Objective =
How many of the lines here include "shown"? Answer with a single number.

Records to use =
§
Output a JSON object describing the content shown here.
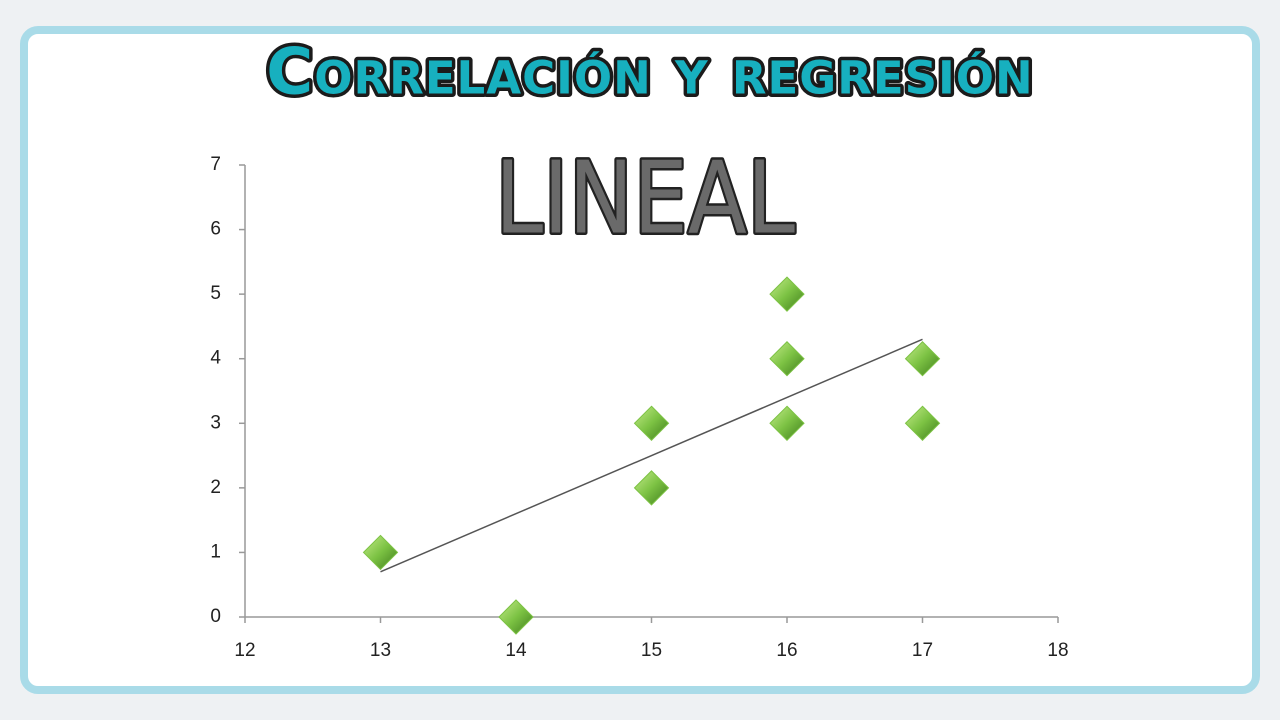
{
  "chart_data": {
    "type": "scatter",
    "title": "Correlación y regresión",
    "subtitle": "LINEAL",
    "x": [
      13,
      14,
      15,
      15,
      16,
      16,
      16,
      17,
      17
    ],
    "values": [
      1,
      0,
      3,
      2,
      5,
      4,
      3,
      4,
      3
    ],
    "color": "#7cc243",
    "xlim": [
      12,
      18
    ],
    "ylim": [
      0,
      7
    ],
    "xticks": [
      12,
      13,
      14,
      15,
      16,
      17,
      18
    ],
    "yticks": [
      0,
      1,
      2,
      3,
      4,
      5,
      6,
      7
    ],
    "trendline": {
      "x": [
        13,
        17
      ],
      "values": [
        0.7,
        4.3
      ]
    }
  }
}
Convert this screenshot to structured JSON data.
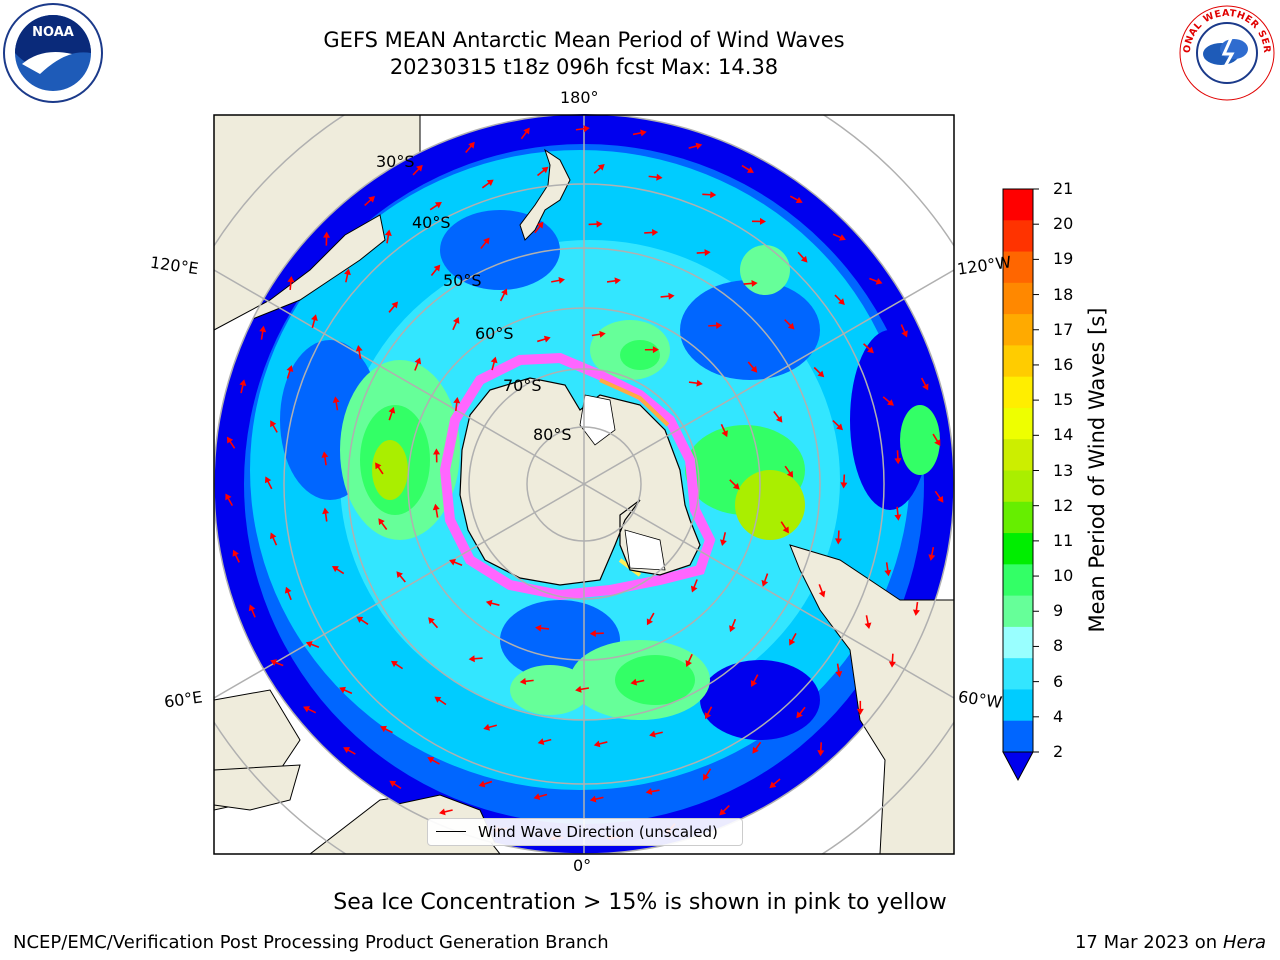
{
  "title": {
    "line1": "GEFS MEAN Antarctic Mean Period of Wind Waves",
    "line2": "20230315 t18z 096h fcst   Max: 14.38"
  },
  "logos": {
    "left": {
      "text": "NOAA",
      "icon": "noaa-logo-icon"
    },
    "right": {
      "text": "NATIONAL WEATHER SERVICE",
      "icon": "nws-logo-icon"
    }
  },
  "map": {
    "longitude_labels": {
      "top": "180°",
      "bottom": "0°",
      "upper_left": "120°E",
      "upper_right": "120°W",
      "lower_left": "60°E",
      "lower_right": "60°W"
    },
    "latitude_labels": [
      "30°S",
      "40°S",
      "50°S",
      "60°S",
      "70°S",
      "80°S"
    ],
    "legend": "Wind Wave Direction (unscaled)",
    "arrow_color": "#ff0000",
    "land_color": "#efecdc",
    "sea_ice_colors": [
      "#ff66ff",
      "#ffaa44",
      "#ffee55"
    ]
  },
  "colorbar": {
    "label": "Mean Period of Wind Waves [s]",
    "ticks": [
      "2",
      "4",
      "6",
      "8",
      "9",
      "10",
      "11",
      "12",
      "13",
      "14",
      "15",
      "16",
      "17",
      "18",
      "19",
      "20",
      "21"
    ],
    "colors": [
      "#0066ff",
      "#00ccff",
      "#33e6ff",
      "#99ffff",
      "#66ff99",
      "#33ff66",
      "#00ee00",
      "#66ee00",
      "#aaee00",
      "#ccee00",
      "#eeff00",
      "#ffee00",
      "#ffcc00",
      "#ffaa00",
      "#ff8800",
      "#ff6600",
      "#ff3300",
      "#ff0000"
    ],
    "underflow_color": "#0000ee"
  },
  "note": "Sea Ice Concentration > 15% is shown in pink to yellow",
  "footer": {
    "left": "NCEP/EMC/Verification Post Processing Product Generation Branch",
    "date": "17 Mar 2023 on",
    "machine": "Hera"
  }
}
§
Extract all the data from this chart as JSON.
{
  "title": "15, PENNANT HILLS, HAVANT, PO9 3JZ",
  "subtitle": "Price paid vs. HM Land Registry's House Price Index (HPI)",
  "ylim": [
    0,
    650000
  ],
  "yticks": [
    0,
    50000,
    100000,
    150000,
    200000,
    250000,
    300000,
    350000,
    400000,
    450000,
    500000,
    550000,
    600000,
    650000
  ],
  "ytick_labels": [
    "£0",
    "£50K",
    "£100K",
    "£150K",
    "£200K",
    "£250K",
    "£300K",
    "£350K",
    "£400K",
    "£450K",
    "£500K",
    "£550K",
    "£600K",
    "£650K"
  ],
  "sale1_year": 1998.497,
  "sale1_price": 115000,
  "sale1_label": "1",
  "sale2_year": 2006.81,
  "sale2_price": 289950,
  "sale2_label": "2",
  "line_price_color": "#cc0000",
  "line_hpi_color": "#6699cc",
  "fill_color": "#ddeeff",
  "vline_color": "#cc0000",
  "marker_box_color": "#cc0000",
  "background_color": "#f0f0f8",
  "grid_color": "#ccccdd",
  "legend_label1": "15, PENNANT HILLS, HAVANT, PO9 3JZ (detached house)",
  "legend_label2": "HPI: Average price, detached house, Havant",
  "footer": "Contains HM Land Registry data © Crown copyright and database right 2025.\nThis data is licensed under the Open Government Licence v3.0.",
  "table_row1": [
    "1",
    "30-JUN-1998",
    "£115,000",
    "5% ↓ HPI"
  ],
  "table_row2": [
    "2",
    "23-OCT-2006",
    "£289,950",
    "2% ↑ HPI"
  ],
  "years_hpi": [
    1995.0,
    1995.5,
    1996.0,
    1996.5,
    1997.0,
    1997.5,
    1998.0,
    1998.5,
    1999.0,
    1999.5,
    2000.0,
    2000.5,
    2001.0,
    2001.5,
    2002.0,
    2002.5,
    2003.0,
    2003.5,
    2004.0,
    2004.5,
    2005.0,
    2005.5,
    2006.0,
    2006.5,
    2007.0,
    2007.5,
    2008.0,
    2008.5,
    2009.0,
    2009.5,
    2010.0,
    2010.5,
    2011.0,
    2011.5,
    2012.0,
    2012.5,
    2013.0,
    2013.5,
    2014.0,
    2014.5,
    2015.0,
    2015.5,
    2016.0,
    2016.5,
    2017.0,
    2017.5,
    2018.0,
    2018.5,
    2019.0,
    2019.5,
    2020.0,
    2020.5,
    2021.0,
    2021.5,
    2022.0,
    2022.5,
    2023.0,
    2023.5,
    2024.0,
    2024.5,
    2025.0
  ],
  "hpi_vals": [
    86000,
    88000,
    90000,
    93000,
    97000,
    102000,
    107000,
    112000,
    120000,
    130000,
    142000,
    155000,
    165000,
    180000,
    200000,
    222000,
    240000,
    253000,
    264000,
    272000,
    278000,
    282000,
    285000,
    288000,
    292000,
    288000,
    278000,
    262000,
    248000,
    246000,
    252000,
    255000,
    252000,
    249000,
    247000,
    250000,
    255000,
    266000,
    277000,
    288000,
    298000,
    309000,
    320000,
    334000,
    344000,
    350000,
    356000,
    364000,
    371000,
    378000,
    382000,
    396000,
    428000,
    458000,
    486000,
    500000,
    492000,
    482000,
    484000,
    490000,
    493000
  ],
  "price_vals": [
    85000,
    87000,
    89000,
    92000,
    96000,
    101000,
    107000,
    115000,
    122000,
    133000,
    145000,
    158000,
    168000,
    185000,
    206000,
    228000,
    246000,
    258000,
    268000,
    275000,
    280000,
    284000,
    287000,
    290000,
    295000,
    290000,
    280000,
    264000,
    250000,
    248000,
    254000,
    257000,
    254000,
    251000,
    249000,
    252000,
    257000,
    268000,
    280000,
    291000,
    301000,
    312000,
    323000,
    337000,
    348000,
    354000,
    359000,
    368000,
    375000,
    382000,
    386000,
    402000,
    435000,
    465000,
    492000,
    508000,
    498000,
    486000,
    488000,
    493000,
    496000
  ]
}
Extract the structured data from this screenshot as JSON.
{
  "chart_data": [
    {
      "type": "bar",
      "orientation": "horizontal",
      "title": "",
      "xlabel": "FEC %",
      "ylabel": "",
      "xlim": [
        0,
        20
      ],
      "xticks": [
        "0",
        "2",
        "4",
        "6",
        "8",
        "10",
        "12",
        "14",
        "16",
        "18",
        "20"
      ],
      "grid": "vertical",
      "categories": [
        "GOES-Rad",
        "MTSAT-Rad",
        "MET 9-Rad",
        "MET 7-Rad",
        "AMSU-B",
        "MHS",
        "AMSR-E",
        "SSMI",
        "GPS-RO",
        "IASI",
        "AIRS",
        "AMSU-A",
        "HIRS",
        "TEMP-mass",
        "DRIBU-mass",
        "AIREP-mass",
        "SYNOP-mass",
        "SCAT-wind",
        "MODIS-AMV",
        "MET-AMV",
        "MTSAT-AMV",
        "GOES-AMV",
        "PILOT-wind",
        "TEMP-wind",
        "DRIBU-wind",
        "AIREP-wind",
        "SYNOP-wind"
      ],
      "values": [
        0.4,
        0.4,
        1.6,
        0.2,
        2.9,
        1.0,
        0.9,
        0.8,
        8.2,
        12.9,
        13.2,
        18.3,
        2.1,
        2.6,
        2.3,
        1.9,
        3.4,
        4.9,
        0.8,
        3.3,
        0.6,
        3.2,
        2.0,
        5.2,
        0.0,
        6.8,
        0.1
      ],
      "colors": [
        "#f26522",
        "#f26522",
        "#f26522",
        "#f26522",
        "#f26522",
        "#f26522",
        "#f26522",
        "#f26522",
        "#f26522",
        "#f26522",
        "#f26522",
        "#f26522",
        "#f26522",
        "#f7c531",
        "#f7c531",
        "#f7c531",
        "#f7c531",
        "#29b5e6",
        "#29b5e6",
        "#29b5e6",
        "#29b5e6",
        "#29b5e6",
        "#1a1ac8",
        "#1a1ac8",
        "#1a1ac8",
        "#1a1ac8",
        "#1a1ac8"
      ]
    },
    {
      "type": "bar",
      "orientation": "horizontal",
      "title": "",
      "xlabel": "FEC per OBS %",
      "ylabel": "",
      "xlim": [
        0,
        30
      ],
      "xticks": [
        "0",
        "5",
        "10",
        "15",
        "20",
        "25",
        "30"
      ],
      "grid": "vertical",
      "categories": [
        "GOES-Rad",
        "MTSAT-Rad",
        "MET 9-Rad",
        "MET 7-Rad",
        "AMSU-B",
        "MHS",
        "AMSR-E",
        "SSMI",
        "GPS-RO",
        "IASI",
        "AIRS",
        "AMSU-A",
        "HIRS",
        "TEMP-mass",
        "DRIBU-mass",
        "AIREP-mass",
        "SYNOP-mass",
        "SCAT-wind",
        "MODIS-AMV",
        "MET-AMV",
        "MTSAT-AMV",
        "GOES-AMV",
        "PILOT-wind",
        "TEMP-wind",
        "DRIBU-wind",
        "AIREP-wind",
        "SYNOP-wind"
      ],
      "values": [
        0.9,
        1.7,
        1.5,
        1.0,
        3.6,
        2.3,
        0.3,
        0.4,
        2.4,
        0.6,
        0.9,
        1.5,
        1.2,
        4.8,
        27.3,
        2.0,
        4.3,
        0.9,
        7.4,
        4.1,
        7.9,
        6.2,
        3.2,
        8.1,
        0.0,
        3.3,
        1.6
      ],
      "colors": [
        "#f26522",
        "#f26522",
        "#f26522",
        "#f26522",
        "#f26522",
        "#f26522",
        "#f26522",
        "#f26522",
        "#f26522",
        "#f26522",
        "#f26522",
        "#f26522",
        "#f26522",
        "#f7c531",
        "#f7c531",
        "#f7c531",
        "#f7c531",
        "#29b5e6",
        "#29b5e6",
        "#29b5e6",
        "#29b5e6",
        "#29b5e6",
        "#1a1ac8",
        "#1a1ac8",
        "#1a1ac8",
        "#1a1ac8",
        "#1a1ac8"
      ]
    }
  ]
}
§
In response =
2